Segment Start: Source passage
18:30
Performative Gesture
Angie Stardust Foyer
Silence
Mehtap Baydu
The phenomenon of silence invisibly pervades the fabric of human interaction, be it in small groups, broad social strata, political arenas, or within minorities and gender groups. At first glance, silence may appear neutral, but at a closer glance it often turns out to be a complex and multi-layered construct that involves far more than the mere absence of words. It becomes particularly explosive when silence begins to give the impression of apparent unanimity, a deceptive surface of harmony beneath which bubbles a sea of unspoken opinions, suppressed ideas, and unlived identities.
19:15
Film Screenings
Safi Faye Hall
Armat
D: Élodie Dermange, 2022, Switzerland, DCP, 11' 37", French with English subtitles
In this short animation film, Élodie tries to find out more about her Armenian origins. She interviews her father, her uncle, her great aunt, and discovers a harsh history where violence and the inability to express love are passed down from generation to generation.
Sweet Home Adana
D: Nagehan Uskan, 2024, Türkiye, Portugal, Italy, DCP, 21', Turkish, Armenian with Turkish and English subtitles
Followed by a Q&A with the director
This subjective documentary tells the journey towards the home of Marie from Adana, an Armenian forcibly converted to Islam. It’s a story of searching for roots and not finding them. From Adana's old Armenian memory sites to the diplomatic archives of Nantes (France) and to the disruptive searches of treasure hunters, Sweet Home Adana brings together the fragments related to different aspects of denial and forgetting.
Segment End: Source passage
Segment Start: Provided data
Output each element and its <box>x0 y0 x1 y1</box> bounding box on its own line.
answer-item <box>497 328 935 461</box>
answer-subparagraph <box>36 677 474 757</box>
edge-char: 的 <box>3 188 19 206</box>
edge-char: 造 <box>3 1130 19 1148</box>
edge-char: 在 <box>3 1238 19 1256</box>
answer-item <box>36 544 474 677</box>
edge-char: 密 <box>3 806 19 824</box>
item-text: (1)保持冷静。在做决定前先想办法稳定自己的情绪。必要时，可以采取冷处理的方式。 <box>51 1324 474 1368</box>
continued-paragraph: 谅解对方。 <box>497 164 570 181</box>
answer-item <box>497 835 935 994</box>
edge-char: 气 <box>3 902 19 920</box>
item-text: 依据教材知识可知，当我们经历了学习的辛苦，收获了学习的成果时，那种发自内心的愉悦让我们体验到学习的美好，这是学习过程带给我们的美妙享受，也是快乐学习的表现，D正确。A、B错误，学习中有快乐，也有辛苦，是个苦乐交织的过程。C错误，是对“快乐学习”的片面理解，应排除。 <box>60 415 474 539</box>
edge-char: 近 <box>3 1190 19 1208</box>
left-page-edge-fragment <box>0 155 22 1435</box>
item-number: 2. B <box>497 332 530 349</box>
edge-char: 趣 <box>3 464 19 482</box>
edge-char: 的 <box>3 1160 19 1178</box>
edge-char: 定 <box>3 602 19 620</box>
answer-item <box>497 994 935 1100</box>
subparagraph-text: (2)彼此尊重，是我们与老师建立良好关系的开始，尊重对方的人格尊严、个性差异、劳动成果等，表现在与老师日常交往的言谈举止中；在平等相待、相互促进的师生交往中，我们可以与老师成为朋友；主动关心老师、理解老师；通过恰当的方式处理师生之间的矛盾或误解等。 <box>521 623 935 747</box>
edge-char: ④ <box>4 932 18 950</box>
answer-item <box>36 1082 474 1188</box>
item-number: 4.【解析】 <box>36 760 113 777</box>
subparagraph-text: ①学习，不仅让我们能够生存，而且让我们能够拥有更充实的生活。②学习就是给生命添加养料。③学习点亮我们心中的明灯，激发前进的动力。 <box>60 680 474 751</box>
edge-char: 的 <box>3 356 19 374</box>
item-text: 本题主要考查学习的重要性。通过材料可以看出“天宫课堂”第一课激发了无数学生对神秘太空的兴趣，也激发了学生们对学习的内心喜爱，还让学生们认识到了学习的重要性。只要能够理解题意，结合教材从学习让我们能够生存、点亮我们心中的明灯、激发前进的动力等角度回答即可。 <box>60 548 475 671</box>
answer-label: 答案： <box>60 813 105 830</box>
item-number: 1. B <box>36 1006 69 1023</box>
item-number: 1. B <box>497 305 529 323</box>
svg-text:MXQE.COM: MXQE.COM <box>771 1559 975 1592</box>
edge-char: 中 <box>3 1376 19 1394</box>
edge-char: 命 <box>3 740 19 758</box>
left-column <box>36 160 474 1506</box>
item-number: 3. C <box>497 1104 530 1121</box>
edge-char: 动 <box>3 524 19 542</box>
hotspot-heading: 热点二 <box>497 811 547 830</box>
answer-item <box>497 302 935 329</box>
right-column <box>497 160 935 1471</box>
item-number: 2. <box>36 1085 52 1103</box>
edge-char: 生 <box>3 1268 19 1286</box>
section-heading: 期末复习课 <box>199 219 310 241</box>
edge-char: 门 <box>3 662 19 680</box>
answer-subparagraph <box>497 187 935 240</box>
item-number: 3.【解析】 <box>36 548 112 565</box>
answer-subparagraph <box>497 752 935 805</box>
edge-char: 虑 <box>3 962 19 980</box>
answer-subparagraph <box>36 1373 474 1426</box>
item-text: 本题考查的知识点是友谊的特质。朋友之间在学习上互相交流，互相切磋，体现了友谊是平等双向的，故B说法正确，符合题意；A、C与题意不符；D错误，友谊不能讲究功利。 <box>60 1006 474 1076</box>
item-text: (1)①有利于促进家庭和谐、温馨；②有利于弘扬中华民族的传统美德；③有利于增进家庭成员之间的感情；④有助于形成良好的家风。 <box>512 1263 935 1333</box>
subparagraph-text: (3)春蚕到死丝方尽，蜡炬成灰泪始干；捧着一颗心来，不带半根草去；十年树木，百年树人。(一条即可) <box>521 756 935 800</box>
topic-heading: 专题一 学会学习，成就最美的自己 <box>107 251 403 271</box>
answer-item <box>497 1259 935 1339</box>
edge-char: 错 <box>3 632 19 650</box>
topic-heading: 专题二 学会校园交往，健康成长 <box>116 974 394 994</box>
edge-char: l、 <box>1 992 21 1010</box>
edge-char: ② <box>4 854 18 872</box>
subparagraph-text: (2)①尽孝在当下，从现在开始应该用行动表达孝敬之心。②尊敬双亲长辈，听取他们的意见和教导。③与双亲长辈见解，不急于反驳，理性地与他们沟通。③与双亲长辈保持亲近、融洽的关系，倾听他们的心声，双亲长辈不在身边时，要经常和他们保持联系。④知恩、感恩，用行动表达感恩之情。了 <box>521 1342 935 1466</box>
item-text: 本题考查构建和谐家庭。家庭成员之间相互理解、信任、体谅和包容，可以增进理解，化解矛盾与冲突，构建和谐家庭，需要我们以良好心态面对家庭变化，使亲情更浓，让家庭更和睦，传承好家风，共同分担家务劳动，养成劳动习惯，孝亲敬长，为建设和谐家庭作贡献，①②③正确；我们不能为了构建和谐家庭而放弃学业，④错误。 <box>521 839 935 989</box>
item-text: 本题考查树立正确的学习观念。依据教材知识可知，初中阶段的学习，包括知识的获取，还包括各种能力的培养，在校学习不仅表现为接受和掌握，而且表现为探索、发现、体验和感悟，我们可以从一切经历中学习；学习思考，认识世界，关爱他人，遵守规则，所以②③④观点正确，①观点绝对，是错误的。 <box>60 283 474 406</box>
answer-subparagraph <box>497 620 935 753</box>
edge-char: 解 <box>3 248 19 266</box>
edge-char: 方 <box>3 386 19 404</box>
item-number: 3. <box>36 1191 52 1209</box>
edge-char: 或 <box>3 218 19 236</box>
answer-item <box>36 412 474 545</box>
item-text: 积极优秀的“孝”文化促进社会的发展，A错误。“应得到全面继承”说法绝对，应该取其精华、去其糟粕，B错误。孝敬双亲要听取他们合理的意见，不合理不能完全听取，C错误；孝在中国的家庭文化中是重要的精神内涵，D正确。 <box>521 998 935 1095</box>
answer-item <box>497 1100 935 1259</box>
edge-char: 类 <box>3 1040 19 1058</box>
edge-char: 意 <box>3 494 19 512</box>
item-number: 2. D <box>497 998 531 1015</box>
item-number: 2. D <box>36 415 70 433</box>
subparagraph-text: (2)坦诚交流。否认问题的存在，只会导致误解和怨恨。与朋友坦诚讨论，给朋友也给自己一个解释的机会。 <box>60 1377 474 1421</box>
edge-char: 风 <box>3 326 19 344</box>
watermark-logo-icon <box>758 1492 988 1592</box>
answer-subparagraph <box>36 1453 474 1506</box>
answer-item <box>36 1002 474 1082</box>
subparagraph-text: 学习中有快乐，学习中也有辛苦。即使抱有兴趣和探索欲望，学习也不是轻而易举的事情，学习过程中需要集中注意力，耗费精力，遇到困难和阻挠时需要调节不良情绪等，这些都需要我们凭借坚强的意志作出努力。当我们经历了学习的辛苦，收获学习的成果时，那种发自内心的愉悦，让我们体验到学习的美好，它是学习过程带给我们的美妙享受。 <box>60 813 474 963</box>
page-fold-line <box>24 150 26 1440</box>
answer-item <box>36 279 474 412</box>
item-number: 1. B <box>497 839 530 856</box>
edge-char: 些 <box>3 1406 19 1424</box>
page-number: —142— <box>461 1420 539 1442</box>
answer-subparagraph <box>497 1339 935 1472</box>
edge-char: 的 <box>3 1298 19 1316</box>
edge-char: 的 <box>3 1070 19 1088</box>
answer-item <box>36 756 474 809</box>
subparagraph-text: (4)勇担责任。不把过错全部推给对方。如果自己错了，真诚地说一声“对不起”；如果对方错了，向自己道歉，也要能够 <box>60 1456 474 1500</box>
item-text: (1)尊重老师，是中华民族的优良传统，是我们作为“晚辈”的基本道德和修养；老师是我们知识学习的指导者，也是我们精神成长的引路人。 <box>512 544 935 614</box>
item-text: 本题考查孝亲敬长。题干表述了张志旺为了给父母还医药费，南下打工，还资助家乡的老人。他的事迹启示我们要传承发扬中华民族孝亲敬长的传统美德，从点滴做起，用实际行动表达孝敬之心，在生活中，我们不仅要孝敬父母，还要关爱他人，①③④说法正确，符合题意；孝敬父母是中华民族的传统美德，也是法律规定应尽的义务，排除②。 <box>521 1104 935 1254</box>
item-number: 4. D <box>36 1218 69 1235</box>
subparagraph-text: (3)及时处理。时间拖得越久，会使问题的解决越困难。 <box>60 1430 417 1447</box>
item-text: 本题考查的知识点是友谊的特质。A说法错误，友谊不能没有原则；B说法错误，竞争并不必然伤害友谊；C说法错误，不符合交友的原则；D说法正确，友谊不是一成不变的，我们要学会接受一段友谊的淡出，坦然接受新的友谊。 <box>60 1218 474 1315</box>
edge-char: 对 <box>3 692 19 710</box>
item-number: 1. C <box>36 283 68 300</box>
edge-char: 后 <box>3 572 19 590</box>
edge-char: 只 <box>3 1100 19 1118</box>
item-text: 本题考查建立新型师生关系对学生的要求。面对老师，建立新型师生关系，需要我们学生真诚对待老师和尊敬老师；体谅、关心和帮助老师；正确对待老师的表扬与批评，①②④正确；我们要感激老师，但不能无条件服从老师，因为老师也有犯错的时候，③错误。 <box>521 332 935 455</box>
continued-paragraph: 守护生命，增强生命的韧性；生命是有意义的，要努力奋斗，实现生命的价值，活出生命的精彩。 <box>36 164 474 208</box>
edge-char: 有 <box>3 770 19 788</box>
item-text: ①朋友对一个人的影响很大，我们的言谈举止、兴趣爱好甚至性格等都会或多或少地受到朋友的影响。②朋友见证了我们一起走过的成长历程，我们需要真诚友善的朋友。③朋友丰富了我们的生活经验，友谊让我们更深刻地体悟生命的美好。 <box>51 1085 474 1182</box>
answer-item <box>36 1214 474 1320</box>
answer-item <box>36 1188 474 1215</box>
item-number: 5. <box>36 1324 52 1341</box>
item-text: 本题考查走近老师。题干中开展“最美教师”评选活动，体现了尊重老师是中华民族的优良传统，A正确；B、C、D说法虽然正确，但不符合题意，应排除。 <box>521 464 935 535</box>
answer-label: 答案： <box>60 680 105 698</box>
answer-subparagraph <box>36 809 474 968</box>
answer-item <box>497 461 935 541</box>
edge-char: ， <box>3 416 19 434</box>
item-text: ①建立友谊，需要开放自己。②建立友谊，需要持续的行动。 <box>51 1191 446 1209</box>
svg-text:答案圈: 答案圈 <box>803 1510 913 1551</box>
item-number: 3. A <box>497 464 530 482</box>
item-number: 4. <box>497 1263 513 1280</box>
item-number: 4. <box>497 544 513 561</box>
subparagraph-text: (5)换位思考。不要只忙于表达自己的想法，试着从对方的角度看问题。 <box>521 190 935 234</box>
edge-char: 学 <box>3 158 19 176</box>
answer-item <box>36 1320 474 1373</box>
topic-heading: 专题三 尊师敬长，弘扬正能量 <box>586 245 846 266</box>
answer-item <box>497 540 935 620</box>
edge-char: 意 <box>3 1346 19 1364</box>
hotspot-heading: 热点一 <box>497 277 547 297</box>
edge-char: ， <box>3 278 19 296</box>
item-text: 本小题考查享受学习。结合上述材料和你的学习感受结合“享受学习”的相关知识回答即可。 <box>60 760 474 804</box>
Segment End: Provided data
Problem details: Can you transcribe the event schedule, from "18:30" through the end of the Sweet Home Adana description, word for word?

Written reply:
18:30
Performative Gesture
Angie Stardust Foyer
Silence
Mehtap Baydu
The phenomenon of silence invisibly pervades the fabric of human interaction, be it in small groups, broad social strata, political arenas, or within minorities and gender groups. At first glance, silence may appear neutral, but at a closer glance it often turns out to be a complex and multi-layered construct that involves far more than the mere absence of words. It becomes particularly explosive when silence begins to give the impression of apparent unanimity, a deceptive surface of harmony beneath which bubbles a sea of unspoken opinions, suppressed ideas, and unlived identities.
19:15
Film Screenings
Safi Faye Hall
Armat
D: Élodie Dermange, 2022, Switzerland, DCP, 11' 37", French with English subtitles
In this short animation film, Élodie tries to find out more about her Armenian origins. She interviews her father, her uncle, her great aunt, and discovers a harsh history where violence and the inability to express love are passed down from generation to generation.
Sweet Home Adana
D: Nagehan Uskan, 2024, Türkiye, Portugal, Italy, DCP, 21', Turkish, Armenian with Turkish and English subtitles
Followed by a Q&A with the director
This subjective documentary tells the journey towards the home of Marie from Adana, an Armenian forcibly converted to Islam. It’s a story of searching for roots and not finding them. From Adana's old Armenian memory sites to the diplomatic archives of Nantes (France) and to the disruptive searches of treasure hunters, Sweet Home Adana brings together the fragments related to different aspects of denial and forgetting.